§ **Task input**
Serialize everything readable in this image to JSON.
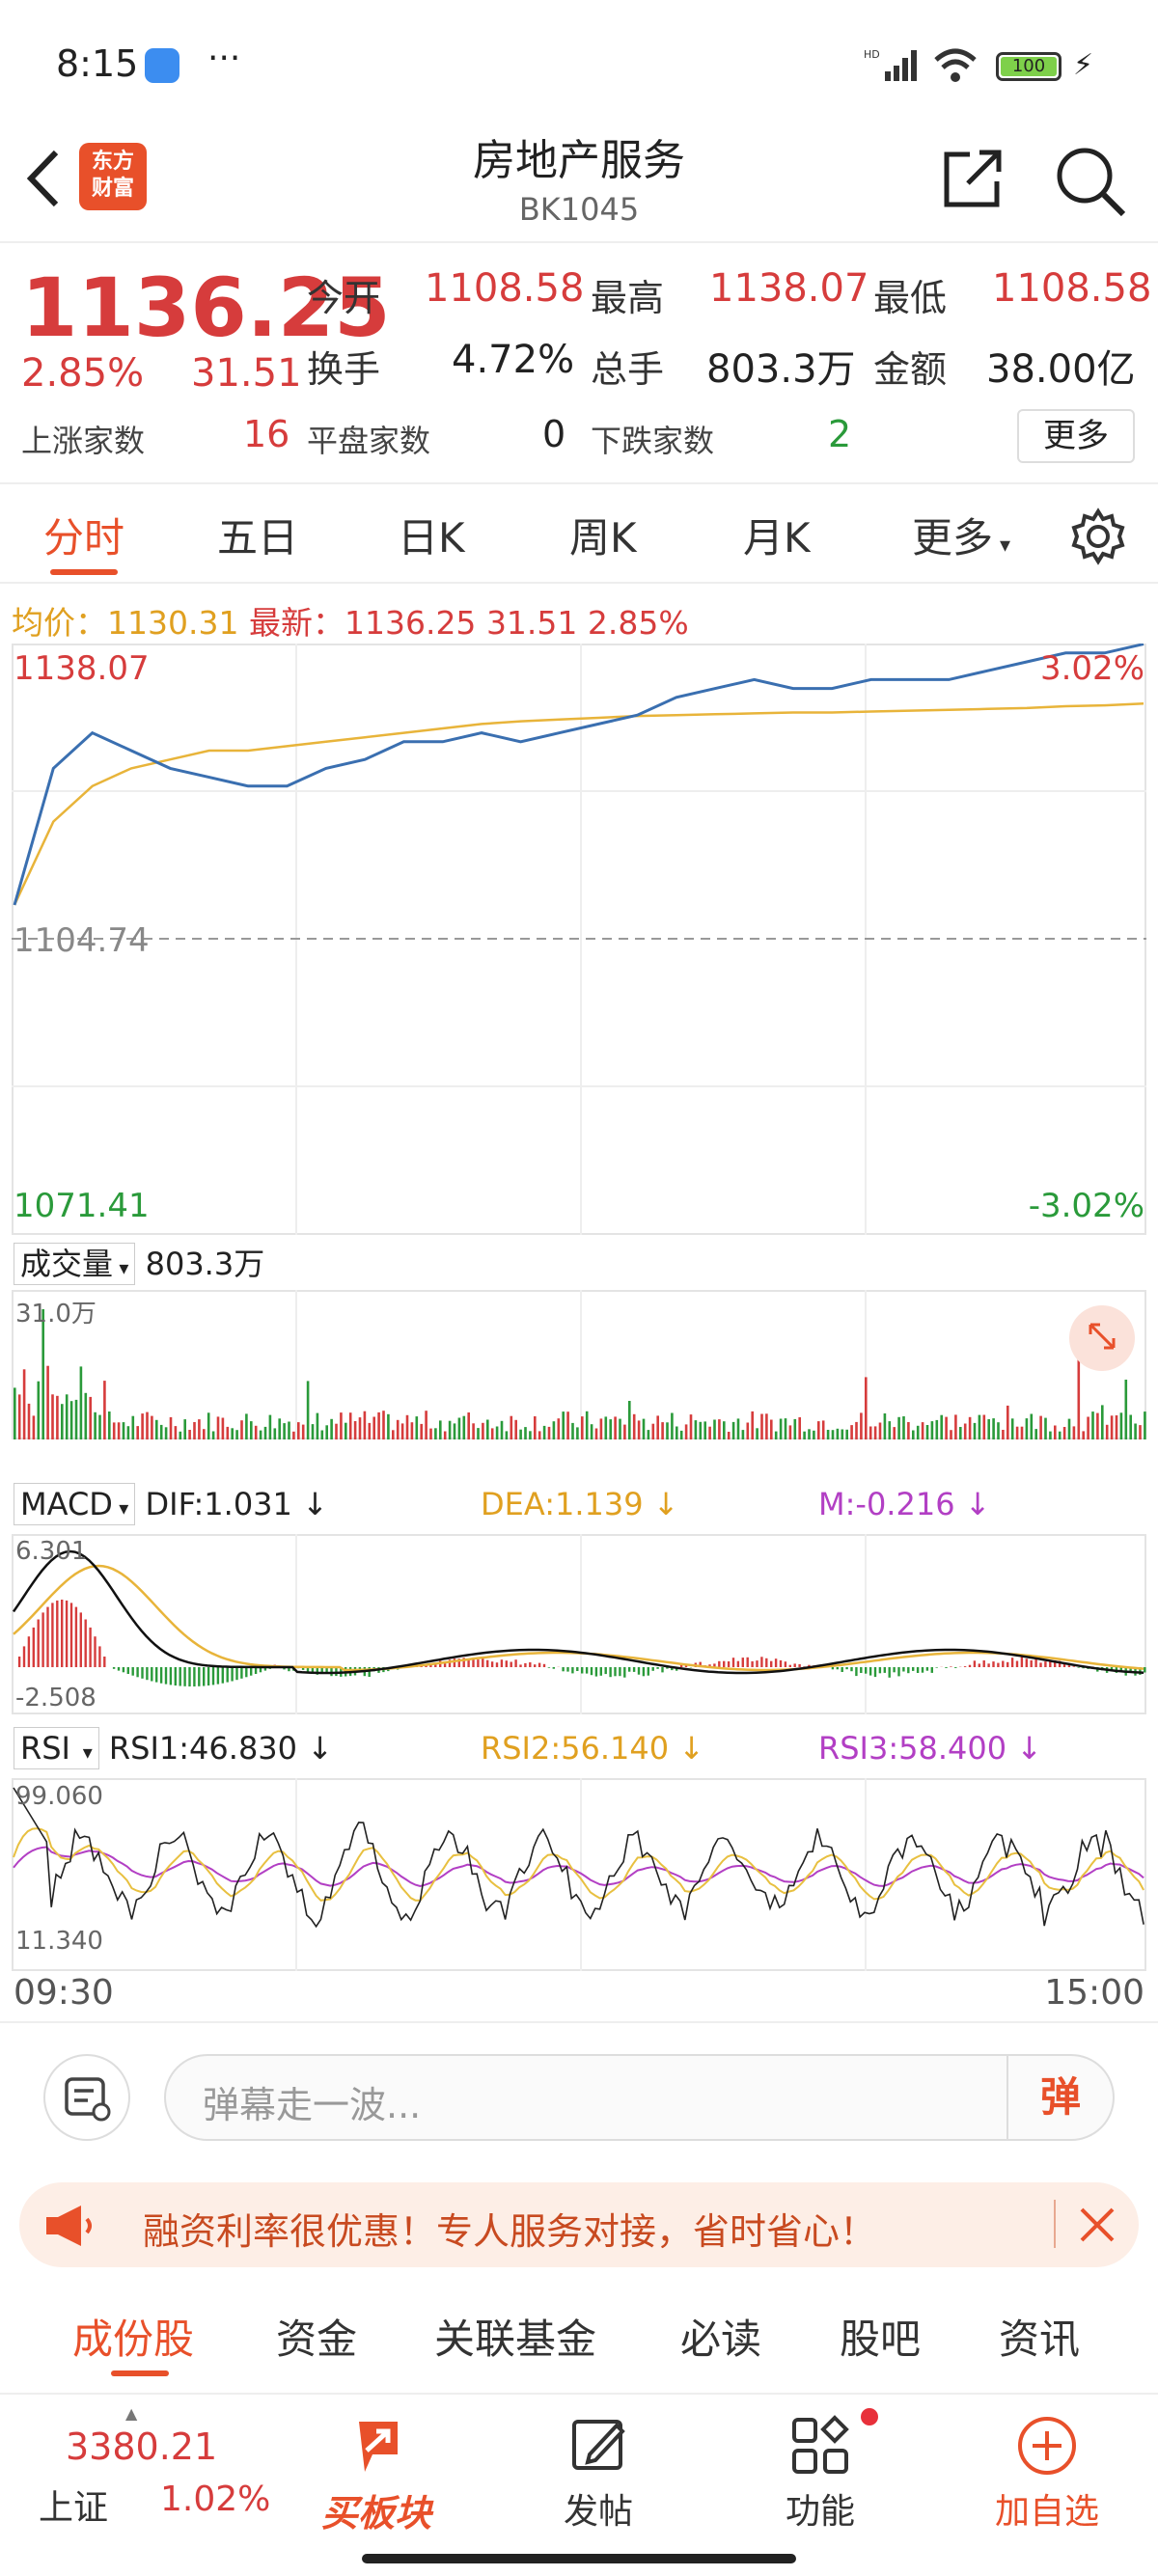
{
  "status": {
    "time": "8:15",
    "dots": "···",
    "signal": "HD",
    "battery": "100"
  },
  "header": {
    "logo_line1": "东方",
    "logo_line2": "财富",
    "title": "房地产服务",
    "code": "BK1045"
  },
  "quote": {
    "price": "1136.25",
    "pct": "2.85%",
    "change": "31.51",
    "open_label": "今开",
    "open": "1108.58",
    "high_label": "最高",
    "high": "1138.07",
    "low_label": "最低",
    "low": "1108.58",
    "turnover_label": "换手",
    "turnover": "4.72%",
    "volume_label": "总手",
    "volume": "803.3万",
    "amount_label": "金额",
    "amount": "38.00亿",
    "up_label": "上涨家数",
    "up": "16",
    "flat_label": "平盘家数",
    "flat": "0",
    "down_label": "下跌家数",
    "down": "2",
    "more": "更多"
  },
  "tabs": [
    "分时",
    "五日",
    "日K",
    "周K",
    "月K",
    "更多"
  ],
  "info_line": {
    "avg_label": "均价：",
    "avg": "1130.31",
    "latest_label": "最新：",
    "latest": "1136.25",
    "chg": "31.51",
    "pct": "2.85%"
  },
  "chart_labels": {
    "top": "1138.07",
    "top_pct": "3.02%",
    "mid": "1104.74",
    "bottom": "1071.41",
    "bottom_pct": "-3.02%",
    "vol_label": "成交量",
    "vol_value": "803.3万",
    "vol_max": "31.0万",
    "macd_label": "MACD",
    "dif": "DIF:1.031",
    "dea": "DEA:1.139",
    "m": "M:-0.216",
    "macd_top": "6.301",
    "macd_bottom": "-2.508",
    "rsi_label": "RSI",
    "rsi1": "RSI1:46.830",
    "rsi2": "RSI2:56.140",
    "rsi3": "RSI3:58.400",
    "rsi_top": "99.060",
    "rsi_bottom": "11.340",
    "time_start": "09:30",
    "time_end": "15:00"
  },
  "chart_data": {
    "type": "line",
    "ylim": [
      1071.41,
      1138.07
    ],
    "reference": 1104.74,
    "series": [
      {
        "values": [
          1108.6,
          1124,
          1128,
          1126,
          1124,
          1123,
          1122,
          1122,
          1124,
          1125,
          1127,
          1127,
          1128,
          1127,
          1128,
          1129,
          1130,
          1132,
          1133,
          1134,
          1133,
          1133,
          1134,
          1134,
          1134,
          1135,
          1136,
          1137,
          1137,
          1138
        ]
      },
      {
        "values": [
          1108.6,
          1118,
          1122,
          1124,
          1125,
          1126,
          1126,
          1126.5,
          1127,
          1127.5,
          1128,
          1128.5,
          1129,
          1129.3,
          1129.5,
          1129.7,
          1129.9,
          1130,
          1130.1,
          1130.2,
          1130.3,
          1130.3,
          1130.4,
          1130.5,
          1130.6,
          1130.7,
          1130.8,
          1131,
          1131.1,
          1131.3
        ]
      }
    ]
  },
  "danmu": {
    "placeholder": "弹幕走一波...",
    "btn": "弹"
  },
  "promo": {
    "text": "融资利率很优惠！专人服务对接，省时省心！"
  },
  "subtabs": [
    "成份股",
    "资金",
    "关联基金",
    "必读",
    "股吧",
    "资讯"
  ],
  "bottomnav": {
    "index_value": "3380.21",
    "index_name": "上证",
    "index_pct": "1.02%",
    "buy": "买板块",
    "post": "发帖",
    "func": "功能",
    "add": "加自选"
  }
}
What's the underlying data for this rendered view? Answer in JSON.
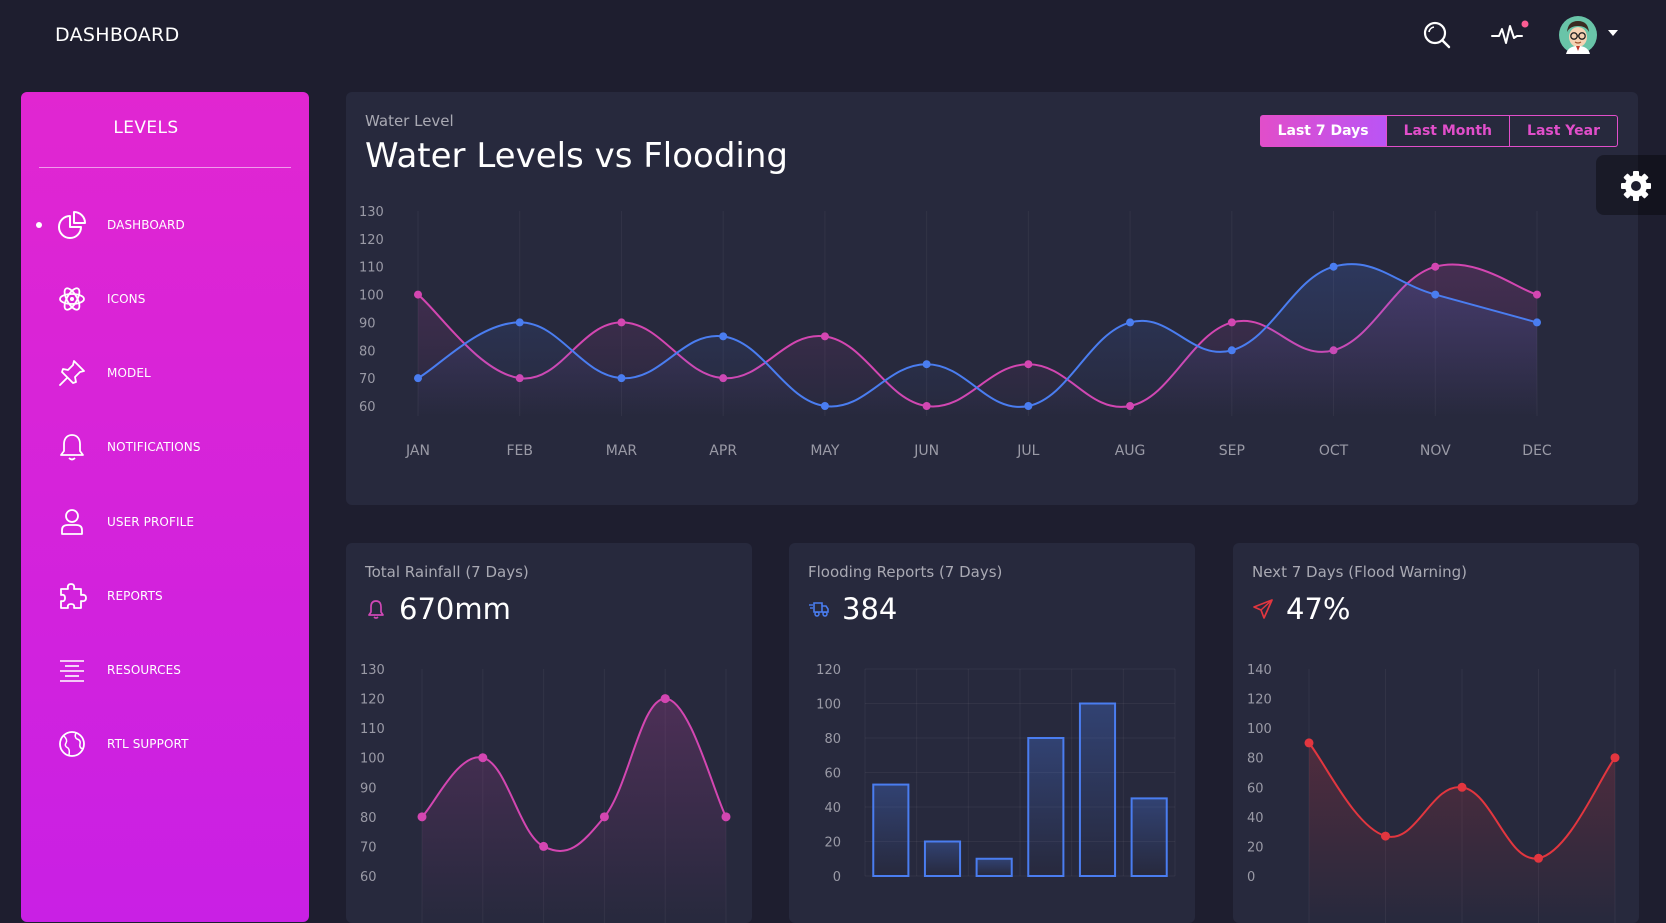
{
  "topbar": {
    "brand": "DASHBOARD",
    "icons": [
      "search-icon",
      "pulse-icon",
      "avatar",
      "caret-down-icon"
    ],
    "notification_dot_color": "#fd5d93"
  },
  "sidebar": {
    "title": "LEVELS",
    "items": [
      {
        "label": "DASHBOARD",
        "icon": "pie-chart-icon",
        "active": true
      },
      {
        "label": "ICONS",
        "icon": "atom-icon"
      },
      {
        "label": "MODEL",
        "icon": "pin-icon"
      },
      {
        "label": "NOTIFICATIONS",
        "icon": "bell-icon"
      },
      {
        "label": "USER PROFILE",
        "icon": "user-icon"
      },
      {
        "label": "REPORTS",
        "icon": "puzzle-icon"
      },
      {
        "label": "RESOURCES",
        "icon": "align-center-icon"
      },
      {
        "label": "RTL SUPPORT",
        "icon": "globe-icon"
      }
    ]
  },
  "main_card": {
    "category": "Water Level",
    "title": "Water Levels vs Flooding",
    "buttons": [
      "Last 7 Days",
      "Last Month",
      "Last Year"
    ],
    "active_button": 0
  },
  "small_cards": [
    {
      "heading": "Total Rainfall (7 Days)",
      "value": "670mm",
      "icon": "bell-icon",
      "color": "#d048b6"
    },
    {
      "heading": "Flooding Reports (7 Days)",
      "value": "384",
      "icon": "delivery-truck-icon",
      "color": "#1f8ef1"
    },
    {
      "heading": "Next 7 Days (Flood Warning)",
      "value": "47%",
      "icon": "paper-plane-icon",
      "color": "#ec250d"
    }
  ],
  "colors": {
    "background": "#1e1e2f",
    "card": "#27293d",
    "accent_pink": "#d346b1",
    "accent_blue": "#4a7df0",
    "accent_red": "#e2363f"
  },
  "chart_data": [
    {
      "type": "line",
      "categories": [
        "JAN",
        "FEB",
        "MAR",
        "APR",
        "MAY",
        "JUN",
        "JUL",
        "AUG",
        "SEP",
        "OCT",
        "NOV",
        "DEC"
      ],
      "series": [
        {
          "values": [
            100,
            70,
            90,
            70,
            85,
            60,
            75,
            60,
            90,
            80,
            110,
            100
          ],
          "color": "#d346b1"
        },
        {
          "values": [
            70,
            90,
            70,
            85,
            60,
            75,
            60,
            90,
            80,
            110,
            100,
            90
          ],
          "color": "#4a7df0"
        }
      ],
      "yticks": [
        60,
        70,
        80,
        90,
        100,
        110,
        120,
        130
      ],
      "ylim": [
        60,
        130
      ],
      "grid": "vertical"
    },
    {
      "type": "line",
      "series": [
        {
          "values": [
            80,
            100,
            70,
            80,
            120,
            80
          ],
          "color": "#d346b1"
        }
      ],
      "yticks": [
        60,
        70,
        80,
        90,
        100,
        110,
        120,
        130
      ],
      "ylim": [
        60,
        130
      ],
      "grid": "vertical"
    },
    {
      "type": "bar",
      "values": [
        53,
        20,
        10,
        80,
        100,
        45
      ],
      "color": "#4a7df0",
      "yticks": [
        0,
        20,
        40,
        60,
        80,
        100,
        120
      ],
      "ylim": [
        0,
        120
      ],
      "grid": "both"
    },
    {
      "type": "line",
      "series": [
        {
          "values": [
            90,
            27,
            60,
            12,
            80
          ],
          "color": "#e2363f"
        }
      ],
      "yticks": [
        0,
        20,
        40,
        60,
        80,
        100,
        120,
        140
      ],
      "ylim": [
        0,
        140
      ],
      "grid": "vertical"
    }
  ]
}
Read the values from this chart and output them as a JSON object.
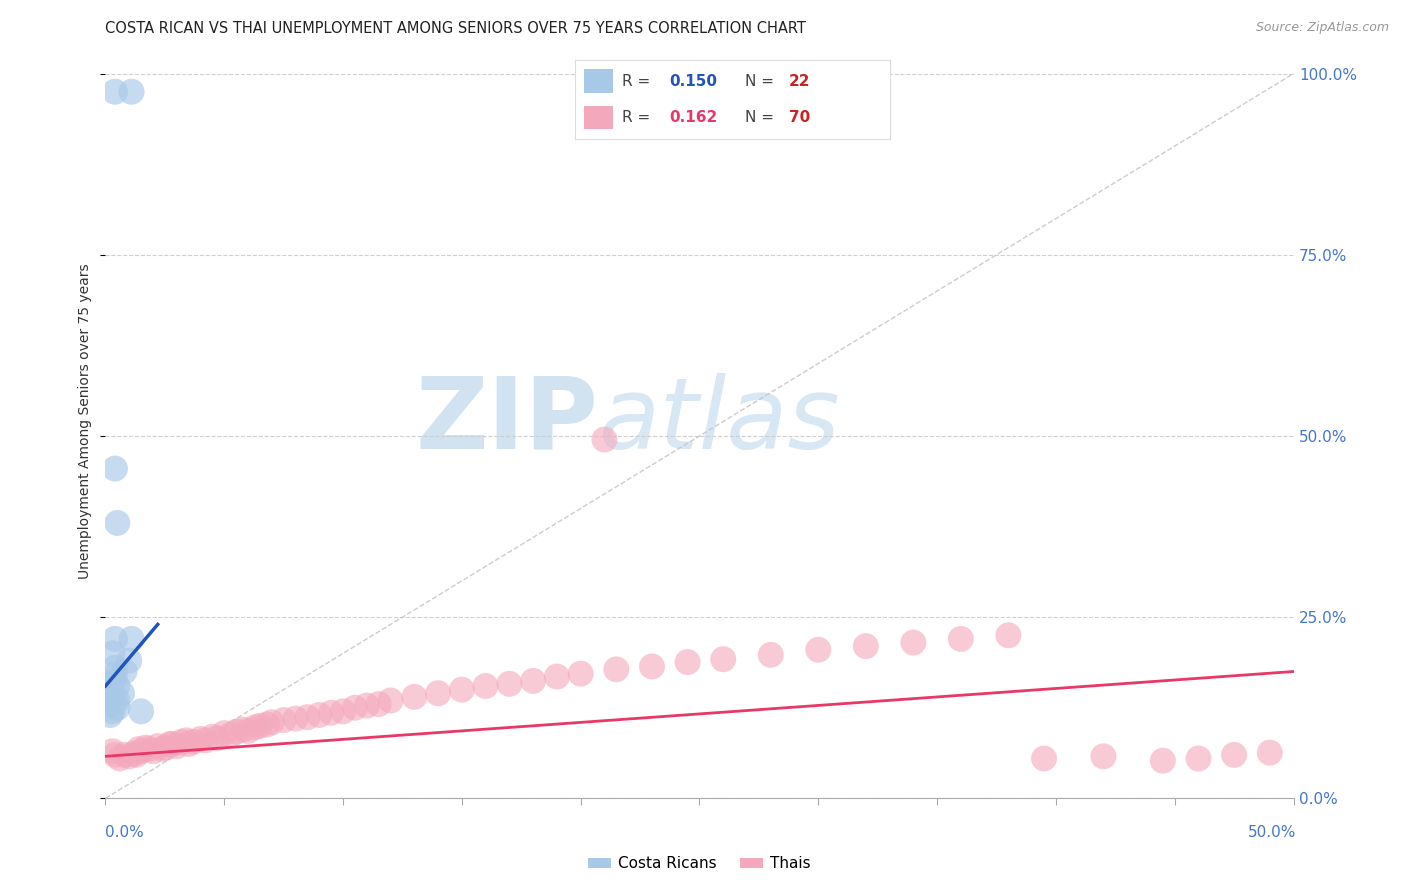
{
  "title": "COSTA RICAN VS THAI UNEMPLOYMENT AMONG SENIORS OVER 75 YEARS CORRELATION CHART",
  "source": "Source: ZipAtlas.com",
  "ylabel": "Unemployment Among Seniors over 75 years",
  "ytick_labels": [
    "0.0%",
    "25.0%",
    "50.0%",
    "75.0%",
    "100.0%"
  ],
  "ytick_values": [
    0.0,
    0.25,
    0.5,
    0.75,
    1.0
  ],
  "xlim": [
    0.0,
    0.5
  ],
  "ylim": [
    0.0,
    1.04
  ],
  "cr_R": 0.15,
  "cr_N": 22,
  "thai_R": 0.162,
  "thai_N": 70,
  "cr_color": "#a8c8e8",
  "thai_color": "#f4a8bc",
  "cr_line_color": "#2255bb",
  "thai_line_color": "#e83868",
  "diagonal_color": "#c4c4c4",
  "cr_points_x": [
    0.004,
    0.011,
    0.004,
    0.005,
    0.004,
    0.011,
    0.003,
    0.01,
    0.004,
    0.004,
    0.008,
    0.003,
    0.005,
    0.002,
    0.007,
    0.003,
    0.005,
    0.002,
    0.005,
    0.003,
    0.015,
    0.002
  ],
  "cr_points_y": [
    0.975,
    0.975,
    0.455,
    0.38,
    0.22,
    0.22,
    0.2,
    0.19,
    0.18,
    0.17,
    0.175,
    0.16,
    0.155,
    0.15,
    0.145,
    0.14,
    0.135,
    0.13,
    0.125,
    0.12,
    0.12,
    0.115
  ],
  "thai_points_x": [
    0.003,
    0.004,
    0.006,
    0.008,
    0.01,
    0.012,
    0.013,
    0.014,
    0.015,
    0.017,
    0.018,
    0.02,
    0.022,
    0.024,
    0.025,
    0.027,
    0.028,
    0.03,
    0.032,
    0.034,
    0.035,
    0.037,
    0.04,
    0.042,
    0.045,
    0.047,
    0.05,
    0.053,
    0.055,
    0.058,
    0.06,
    0.063,
    0.065,
    0.068,
    0.07,
    0.075,
    0.08,
    0.085,
    0.09,
    0.095,
    0.1,
    0.105,
    0.11,
    0.115,
    0.12,
    0.13,
    0.14,
    0.15,
    0.16,
    0.17,
    0.18,
    0.19,
    0.2,
    0.215,
    0.23,
    0.245,
    0.26,
    0.28,
    0.3,
    0.32,
    0.34,
    0.36,
    0.38,
    0.395,
    0.42,
    0.445,
    0.46,
    0.475,
    0.49,
    0.21
  ],
  "thai_points_y": [
    0.065,
    0.06,
    0.055,
    0.06,
    0.058,
    0.062,
    0.06,
    0.068,
    0.065,
    0.07,
    0.068,
    0.065,
    0.072,
    0.068,
    0.07,
    0.075,
    0.075,
    0.072,
    0.078,
    0.08,
    0.075,
    0.078,
    0.082,
    0.08,
    0.085,
    0.083,
    0.09,
    0.088,
    0.092,
    0.095,
    0.093,
    0.098,
    0.1,
    0.102,
    0.105,
    0.108,
    0.11,
    0.112,
    0.115,
    0.118,
    0.12,
    0.125,
    0.128,
    0.13,
    0.135,
    0.14,
    0.145,
    0.15,
    0.155,
    0.158,
    0.162,
    0.168,
    0.172,
    0.178,
    0.182,
    0.188,
    0.192,
    0.198,
    0.205,
    0.21,
    0.215,
    0.22,
    0.225,
    0.055,
    0.058,
    0.052,
    0.055,
    0.06,
    0.063,
    0.495
  ],
  "cr_line_x": [
    0.0,
    0.022
  ],
  "cr_line_y": [
    0.155,
    0.24
  ],
  "thai_line_x": [
    0.0,
    0.5
  ],
  "thai_line_y": [
    0.058,
    0.175
  ]
}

§ **Aim of the exercise**
Give nothing but the count of lines in the listing above that hold the string "Days".

§ **Answer to the exercise**
4